[EXERCISE DESCRIPTION] Collect each line of the entries that holds the string "System".

[DATASET RECORDS]
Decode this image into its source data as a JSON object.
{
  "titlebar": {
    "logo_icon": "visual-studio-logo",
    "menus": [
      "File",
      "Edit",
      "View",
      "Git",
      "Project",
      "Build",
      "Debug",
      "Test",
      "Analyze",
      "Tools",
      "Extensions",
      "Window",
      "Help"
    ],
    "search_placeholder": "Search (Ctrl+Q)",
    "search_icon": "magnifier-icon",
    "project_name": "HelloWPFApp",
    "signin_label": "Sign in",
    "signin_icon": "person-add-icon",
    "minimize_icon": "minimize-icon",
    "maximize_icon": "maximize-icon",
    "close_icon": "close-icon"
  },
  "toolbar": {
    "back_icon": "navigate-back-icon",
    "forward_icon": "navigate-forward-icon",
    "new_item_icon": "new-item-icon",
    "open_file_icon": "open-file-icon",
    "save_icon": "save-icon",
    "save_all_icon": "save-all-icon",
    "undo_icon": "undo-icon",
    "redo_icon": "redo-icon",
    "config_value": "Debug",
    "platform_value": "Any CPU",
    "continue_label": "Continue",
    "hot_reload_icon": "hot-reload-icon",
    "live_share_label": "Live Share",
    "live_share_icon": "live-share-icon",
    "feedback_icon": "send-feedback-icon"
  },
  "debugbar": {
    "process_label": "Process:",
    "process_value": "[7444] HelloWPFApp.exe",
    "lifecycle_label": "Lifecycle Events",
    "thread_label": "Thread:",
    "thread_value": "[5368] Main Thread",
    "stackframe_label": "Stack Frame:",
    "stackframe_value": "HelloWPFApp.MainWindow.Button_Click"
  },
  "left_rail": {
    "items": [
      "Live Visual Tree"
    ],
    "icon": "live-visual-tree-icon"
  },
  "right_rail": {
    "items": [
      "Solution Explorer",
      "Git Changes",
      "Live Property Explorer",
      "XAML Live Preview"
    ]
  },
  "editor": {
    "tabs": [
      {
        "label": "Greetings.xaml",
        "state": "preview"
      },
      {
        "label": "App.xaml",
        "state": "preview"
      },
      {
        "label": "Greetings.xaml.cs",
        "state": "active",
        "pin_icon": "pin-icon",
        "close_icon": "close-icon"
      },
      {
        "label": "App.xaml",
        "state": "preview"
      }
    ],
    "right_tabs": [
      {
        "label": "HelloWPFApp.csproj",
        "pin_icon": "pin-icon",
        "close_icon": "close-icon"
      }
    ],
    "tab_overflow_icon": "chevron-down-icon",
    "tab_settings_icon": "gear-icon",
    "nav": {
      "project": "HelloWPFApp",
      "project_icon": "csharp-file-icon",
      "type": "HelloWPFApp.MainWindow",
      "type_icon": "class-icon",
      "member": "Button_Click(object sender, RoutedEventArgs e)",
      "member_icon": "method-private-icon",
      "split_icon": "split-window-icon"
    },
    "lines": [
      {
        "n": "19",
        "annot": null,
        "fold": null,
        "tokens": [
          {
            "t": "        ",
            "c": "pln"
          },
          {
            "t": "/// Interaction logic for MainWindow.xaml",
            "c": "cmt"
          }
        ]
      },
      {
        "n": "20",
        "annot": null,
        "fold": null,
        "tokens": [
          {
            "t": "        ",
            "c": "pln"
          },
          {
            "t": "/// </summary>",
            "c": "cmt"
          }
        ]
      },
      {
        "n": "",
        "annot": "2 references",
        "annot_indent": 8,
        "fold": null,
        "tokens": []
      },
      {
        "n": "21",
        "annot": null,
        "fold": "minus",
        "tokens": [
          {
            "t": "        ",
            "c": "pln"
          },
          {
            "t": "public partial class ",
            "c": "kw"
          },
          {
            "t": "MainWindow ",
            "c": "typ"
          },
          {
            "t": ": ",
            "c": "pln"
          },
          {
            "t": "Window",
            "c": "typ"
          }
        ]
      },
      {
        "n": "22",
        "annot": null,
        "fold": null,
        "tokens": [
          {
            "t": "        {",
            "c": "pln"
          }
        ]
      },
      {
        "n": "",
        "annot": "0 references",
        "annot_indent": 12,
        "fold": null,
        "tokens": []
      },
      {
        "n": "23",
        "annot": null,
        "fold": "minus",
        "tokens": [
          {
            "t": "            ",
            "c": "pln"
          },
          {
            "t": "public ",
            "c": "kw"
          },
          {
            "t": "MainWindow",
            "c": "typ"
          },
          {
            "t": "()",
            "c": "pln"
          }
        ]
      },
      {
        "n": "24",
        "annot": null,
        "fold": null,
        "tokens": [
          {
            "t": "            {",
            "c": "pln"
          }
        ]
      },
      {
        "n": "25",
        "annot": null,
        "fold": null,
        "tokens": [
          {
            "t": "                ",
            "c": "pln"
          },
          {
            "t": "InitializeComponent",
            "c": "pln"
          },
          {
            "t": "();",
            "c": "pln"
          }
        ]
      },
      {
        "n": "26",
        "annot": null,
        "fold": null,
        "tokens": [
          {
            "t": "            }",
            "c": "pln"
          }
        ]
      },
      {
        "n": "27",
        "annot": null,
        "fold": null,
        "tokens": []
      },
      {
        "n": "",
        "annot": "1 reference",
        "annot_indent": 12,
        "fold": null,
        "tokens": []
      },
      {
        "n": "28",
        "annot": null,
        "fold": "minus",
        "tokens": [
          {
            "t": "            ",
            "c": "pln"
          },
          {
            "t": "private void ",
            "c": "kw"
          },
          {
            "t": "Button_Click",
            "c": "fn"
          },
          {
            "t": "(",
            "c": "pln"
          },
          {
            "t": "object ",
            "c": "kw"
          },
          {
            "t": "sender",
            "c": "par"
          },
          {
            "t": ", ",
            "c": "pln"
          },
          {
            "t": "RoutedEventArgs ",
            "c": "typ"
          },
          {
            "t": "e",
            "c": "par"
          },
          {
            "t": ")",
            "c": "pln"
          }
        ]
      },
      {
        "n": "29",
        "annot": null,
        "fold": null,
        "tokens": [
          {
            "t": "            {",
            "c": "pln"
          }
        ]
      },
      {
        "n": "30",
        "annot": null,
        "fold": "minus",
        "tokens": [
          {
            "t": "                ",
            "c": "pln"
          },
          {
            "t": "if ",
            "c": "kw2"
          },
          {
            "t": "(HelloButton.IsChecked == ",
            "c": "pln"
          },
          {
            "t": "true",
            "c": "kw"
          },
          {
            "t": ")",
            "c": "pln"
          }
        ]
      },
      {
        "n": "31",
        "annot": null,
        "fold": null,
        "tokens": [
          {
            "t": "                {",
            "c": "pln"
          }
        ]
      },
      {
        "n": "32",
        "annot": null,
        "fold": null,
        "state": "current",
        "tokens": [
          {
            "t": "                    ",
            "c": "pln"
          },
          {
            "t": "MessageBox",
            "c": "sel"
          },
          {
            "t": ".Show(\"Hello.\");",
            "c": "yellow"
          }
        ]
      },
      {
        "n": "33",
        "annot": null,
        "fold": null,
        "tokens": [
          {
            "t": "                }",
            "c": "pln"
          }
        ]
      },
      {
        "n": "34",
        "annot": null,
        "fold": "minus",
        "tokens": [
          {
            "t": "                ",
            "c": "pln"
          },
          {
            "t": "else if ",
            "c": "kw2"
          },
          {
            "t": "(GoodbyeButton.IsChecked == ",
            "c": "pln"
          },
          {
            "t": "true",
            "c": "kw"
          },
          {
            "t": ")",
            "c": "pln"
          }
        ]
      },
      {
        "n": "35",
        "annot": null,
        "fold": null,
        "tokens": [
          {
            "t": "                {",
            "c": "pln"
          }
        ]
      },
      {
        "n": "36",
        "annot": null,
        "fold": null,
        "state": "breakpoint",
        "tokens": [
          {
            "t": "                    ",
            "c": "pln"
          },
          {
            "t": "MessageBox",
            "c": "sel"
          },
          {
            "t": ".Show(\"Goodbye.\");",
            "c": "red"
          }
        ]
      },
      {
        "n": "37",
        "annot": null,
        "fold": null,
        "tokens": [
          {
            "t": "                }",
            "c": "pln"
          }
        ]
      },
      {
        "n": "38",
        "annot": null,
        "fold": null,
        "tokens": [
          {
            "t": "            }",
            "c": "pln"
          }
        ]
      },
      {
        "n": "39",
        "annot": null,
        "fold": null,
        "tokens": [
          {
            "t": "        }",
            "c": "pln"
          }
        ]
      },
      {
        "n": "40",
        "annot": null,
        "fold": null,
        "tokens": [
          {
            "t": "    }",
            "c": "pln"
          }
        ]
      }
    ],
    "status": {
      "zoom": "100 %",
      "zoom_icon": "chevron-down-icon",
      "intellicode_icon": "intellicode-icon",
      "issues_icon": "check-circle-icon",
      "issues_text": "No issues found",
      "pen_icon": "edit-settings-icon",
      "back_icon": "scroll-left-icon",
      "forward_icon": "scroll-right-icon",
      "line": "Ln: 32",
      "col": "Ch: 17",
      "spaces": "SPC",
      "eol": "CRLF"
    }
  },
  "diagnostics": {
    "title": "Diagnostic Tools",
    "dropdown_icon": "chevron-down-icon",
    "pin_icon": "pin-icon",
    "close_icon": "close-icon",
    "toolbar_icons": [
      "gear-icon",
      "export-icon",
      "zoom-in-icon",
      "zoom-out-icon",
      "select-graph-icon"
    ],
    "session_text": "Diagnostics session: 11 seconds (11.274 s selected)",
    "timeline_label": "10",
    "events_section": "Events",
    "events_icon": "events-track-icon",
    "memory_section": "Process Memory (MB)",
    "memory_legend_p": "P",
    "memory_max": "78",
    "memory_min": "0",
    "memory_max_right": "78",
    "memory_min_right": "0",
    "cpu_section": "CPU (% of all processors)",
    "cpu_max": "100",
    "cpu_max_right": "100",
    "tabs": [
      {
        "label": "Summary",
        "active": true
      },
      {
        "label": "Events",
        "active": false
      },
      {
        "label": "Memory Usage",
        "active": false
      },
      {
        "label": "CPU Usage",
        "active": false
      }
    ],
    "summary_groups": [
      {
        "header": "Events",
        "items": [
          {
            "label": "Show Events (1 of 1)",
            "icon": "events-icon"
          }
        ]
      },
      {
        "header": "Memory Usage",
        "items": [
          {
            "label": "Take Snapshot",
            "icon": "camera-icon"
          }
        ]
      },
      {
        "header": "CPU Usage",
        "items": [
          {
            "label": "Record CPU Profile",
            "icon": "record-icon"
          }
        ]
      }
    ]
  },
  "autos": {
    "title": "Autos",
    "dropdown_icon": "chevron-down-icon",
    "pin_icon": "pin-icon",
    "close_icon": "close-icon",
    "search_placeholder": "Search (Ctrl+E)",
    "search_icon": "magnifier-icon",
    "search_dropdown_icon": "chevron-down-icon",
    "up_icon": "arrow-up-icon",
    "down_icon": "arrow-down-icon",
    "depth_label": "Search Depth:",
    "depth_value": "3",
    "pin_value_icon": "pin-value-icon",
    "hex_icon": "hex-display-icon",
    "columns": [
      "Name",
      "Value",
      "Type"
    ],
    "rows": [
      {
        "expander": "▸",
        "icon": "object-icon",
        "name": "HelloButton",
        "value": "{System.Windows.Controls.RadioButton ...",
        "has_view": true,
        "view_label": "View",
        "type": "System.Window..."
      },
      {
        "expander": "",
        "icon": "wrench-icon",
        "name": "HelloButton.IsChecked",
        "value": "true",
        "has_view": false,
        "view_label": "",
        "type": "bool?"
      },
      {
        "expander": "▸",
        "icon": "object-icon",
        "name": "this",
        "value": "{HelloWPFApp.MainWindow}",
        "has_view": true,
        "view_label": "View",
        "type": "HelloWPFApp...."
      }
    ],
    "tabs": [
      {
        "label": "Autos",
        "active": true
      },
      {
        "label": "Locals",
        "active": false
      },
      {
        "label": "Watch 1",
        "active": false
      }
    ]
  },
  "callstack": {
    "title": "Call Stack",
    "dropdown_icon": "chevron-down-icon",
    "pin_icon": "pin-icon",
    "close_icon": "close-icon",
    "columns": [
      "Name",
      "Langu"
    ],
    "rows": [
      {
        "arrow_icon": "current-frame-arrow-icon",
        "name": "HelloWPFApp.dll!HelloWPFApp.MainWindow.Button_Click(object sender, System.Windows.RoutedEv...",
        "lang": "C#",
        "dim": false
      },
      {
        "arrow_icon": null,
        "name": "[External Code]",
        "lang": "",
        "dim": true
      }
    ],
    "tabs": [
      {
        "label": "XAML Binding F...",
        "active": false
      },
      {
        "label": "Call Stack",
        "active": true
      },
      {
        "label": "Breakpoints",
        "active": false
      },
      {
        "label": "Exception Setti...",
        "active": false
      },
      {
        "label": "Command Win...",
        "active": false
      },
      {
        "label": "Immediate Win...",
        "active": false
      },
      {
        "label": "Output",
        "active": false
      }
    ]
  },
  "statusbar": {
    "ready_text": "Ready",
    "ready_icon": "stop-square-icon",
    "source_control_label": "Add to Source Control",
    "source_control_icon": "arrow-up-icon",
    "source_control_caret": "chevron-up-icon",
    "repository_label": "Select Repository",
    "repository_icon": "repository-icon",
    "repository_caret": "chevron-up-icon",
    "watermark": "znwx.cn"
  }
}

[COMPLETE OUTPUT]
        "value": "{System.Windows.Controls.RadioButton ...",
        "type": "System.Window..."
        "name": "HelloWPFApp.dll!HelloWPFApp.MainWindow.Button_Click(object sender, System.Windows.RoutedEv...",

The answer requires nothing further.